▶ **EXERCISE BRIEF**
Return the opening of the animated film review below word for word, from start to finish.

++++ DOCUMENT PASSAGE

Directed by Lee Unkrich and Adrian Molina

I’m far from the only one to have Pixar fatigue, but it has been WAY too long since I’ve gotten excited for another animated film from them.  Even the prospect of Incredibles 2 only fills me with a mix of ennui and meh, so what hope does this film have to bring me back around on the studio?  Well it’s not a sequel for one which is a good sign and its premise, while not what I would call unique (*cough* Book of Life *cough* Grim Fandango *cough*), at least appears to be fleshed out (nyuk-nyuk-nyuk) as all the trailers show an immense level of detail and craftsmanship in every frame as well as an amazingly diverse cast that looks to bring an underrepresented culture to the big screen.  Hey, after the mostly positive reception and commercial success of Moana, it makes sense for Disney to stick with the formula; though hopefully we haven’t reached the point of diminishing returns just yet.  Will this be the standout animated film of the year like we’re in the golden age of Pixar, or has ship already sailed for one of the biggest giants of the industry?  Let’s find out!!

++++++++
++++ SUPPLIED DATA

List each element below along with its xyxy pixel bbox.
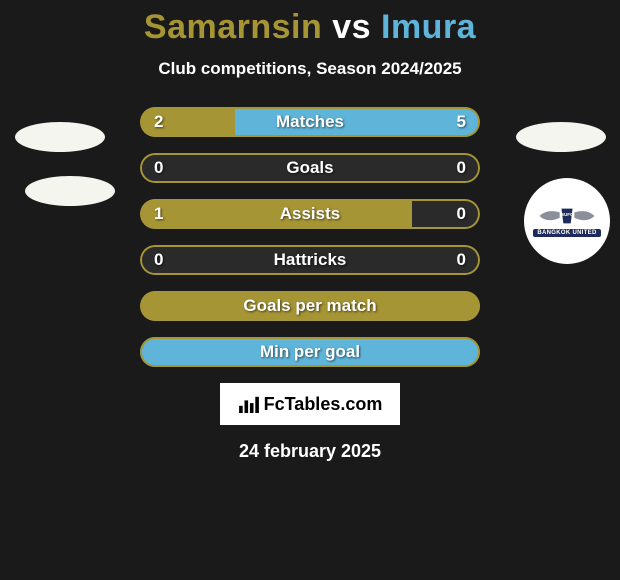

++++++++
++++ SUPPLIED DATA

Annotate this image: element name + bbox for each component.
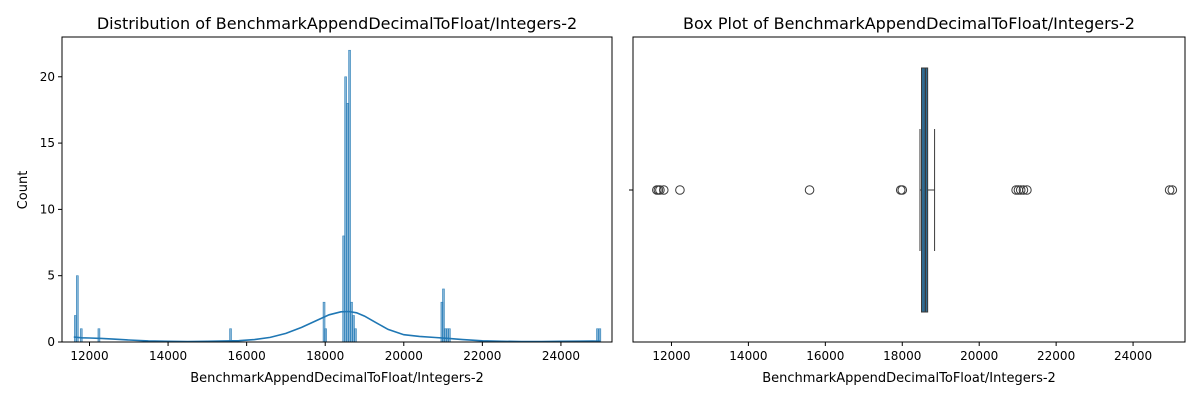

++++++++

▶ **ANSWER TO THIS TASK**
Directed by Lee Unkrich and Adrian Molina

I’m far from the only one to have Pixar fatigue, but it has been WAY too long since I’ve gotten excited for another animated film from them.  Even the prospect of Incredibles 2 only fills me with a mix of ennui and meh, so what hope does this film have to bring me back around on the studio?  Well it’s not a sequel for one which is a good sign and its premise, while not what I would call unique (*cough* Book of Life *cough* Grim Fandango *cough*), at least appears to be fleshed out (nyuk-nyuk-nyuk) as all the trailers show an immense level of detail and craftsmanship in every frame as well as an amazingly diverse cast that looks to bring an underrepresented culture to the big screen.  Hey, after the mostly positive reception and commercial success of Moana, it makes sense for Disney to stick with the formula; though hopefully we haven’t reached the point of diminishing returns just yet.  Will this be the standout animated film of the year like we’re in the golden age of Pixar, or has ship already sailed for one of the biggest giants of the industry?  Let’s find out!!